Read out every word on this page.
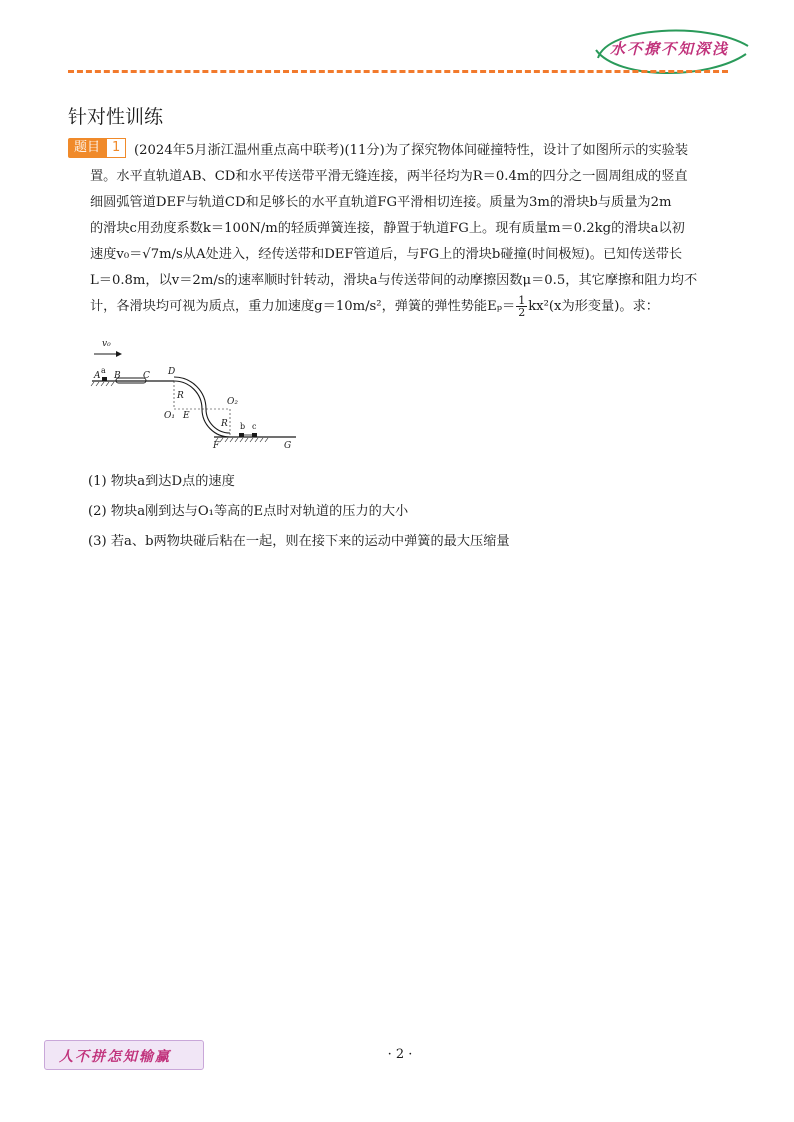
水不撩不知深浅
针对性训练
题目 1	(2024年5月浙江温州重点高中联考)(11分)为了探究物体间碰撞特性，设计了如图所示的实验装
置。水平直轨道AB、CD和水平传送带平滑无缝连接，两半径均为R＝0.4m的四分之一圆周组成的竖直
细圆弧管道DEF与轨道CD和足够长的水平直轨道FG平滑相切连接。质量为3m的滑块b与质量为2m
的滑块c用劲度系数k＝100N/m的轻质弹簧连接，静置于轨道FG上。现有质量m＝0.2kg的滑块a以初
速度v₀＝√7m/s从A处进入，经传送带和DEF管道后，与FG上的滑块b碰撞(时间极短)。已知传送带长
L＝0.8m，以v＝2m/s的速率顺时针转动，滑块a与传送带间的动摩擦因数μ＝0.5，其它摩擦和阻力均不
计，各滑块均可视为质点，重力加速度g＝10m/s²，弹簧的弹性势能$E_p= \frac{1}{2} kx^2(x$为形变量)。求：
v₀
A
a
B C D
R
O₁ E
O₂
R b c
F	G
(1) 物块a到达D点的速度
(2) 物块a刚到达与O₁等高的E点时对轨道的压力的大小
(3) 若a、b两物块碰后粘在一起，则在接下来的运动中弹簧的最大压缩量
人不拼怎知输赢	· 2 ·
══════════════════════════════
▸ **Stated problem**
Write out the material above again, word for word, minus its pictures.

▸ **Complete response**
Read out every word on this page.
水不撩不知深浅
针对性训练
题目 1	(2024年5月浙江温州重点高中联考)(11分)为了探究物体间碰撞特性，设计了如图所示的实验装
置。水平直轨道AB、CD和水平传送带平滑无缝连接，两半径均为R＝0.4m的四分之一圆周组成的竖直
细圆弧管道DEF与轨道CD和足够长的水平直轨道FG平滑相切连接。质量为3m的滑块b与质量为2m
的滑块c用劲度系数k＝100N/m的轻质弹簧连接，静置于轨道FG上。现有质量m＝0.2kg的滑块a以初
速度v₀＝√7m/s从A处进入，经传送带和DEF管道后，与FG上的滑块b碰撞(时间极短)。已知传送带长
L＝0.8m，以v＝2m/s的速率顺时针转动，滑块a与传送带间的动摩擦因数μ＝0.5，其它摩擦和阻力均不
计，各滑块均可视为质点，重力加速度g＝10m/s²，弹簧的弹性势能$E_p= \frac{1}{2} kx^2(x$为形变量)。求：
v₀
A
a
B C D
R
O₁ E
O₂
R b c
F	G
(1) 物块a到达D点的速度
(2) 物块a刚到达与O₁等高的E点时对轨道的压力的大小
(3) 若a、b两物块碰后粘在一起，则在接下来的运动中弹簧的最大压缩量
人不拼怎知输赢	· 2 ·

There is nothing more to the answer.